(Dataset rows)
<<<<

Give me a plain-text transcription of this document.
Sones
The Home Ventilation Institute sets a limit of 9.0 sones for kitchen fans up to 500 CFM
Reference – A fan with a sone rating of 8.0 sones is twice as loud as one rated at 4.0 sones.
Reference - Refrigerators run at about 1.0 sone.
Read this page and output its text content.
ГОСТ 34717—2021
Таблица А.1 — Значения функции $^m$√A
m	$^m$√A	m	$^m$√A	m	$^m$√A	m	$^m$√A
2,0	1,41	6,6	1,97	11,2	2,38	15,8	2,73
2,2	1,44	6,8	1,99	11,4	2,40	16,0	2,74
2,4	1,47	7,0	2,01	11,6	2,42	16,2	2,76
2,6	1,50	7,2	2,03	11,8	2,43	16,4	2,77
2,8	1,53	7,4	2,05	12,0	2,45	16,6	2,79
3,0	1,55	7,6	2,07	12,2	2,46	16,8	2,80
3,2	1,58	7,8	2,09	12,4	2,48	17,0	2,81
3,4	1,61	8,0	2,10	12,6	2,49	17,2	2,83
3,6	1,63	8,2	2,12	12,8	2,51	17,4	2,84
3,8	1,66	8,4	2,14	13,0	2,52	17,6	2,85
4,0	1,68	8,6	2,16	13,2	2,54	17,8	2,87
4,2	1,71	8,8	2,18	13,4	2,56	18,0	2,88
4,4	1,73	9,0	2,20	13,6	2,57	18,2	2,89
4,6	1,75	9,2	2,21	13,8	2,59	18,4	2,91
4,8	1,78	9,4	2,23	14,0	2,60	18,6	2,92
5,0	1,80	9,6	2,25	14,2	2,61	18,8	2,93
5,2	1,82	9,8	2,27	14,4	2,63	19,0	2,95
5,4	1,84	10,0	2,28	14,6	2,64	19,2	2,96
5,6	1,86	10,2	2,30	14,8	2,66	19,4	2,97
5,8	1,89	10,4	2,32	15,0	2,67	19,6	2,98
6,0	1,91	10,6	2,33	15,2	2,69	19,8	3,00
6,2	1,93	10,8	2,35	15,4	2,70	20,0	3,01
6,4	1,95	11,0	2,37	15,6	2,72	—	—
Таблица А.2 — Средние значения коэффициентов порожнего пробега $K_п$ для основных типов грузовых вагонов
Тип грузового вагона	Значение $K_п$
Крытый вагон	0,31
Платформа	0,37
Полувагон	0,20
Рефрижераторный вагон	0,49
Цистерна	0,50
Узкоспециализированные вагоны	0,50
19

>>>>

■ DIRECTIONS
Copy each line of the records that contains the word "text".

■ FINAL ANSWER
Give me a plain-text transcription of this document.
Read this page and output its text content.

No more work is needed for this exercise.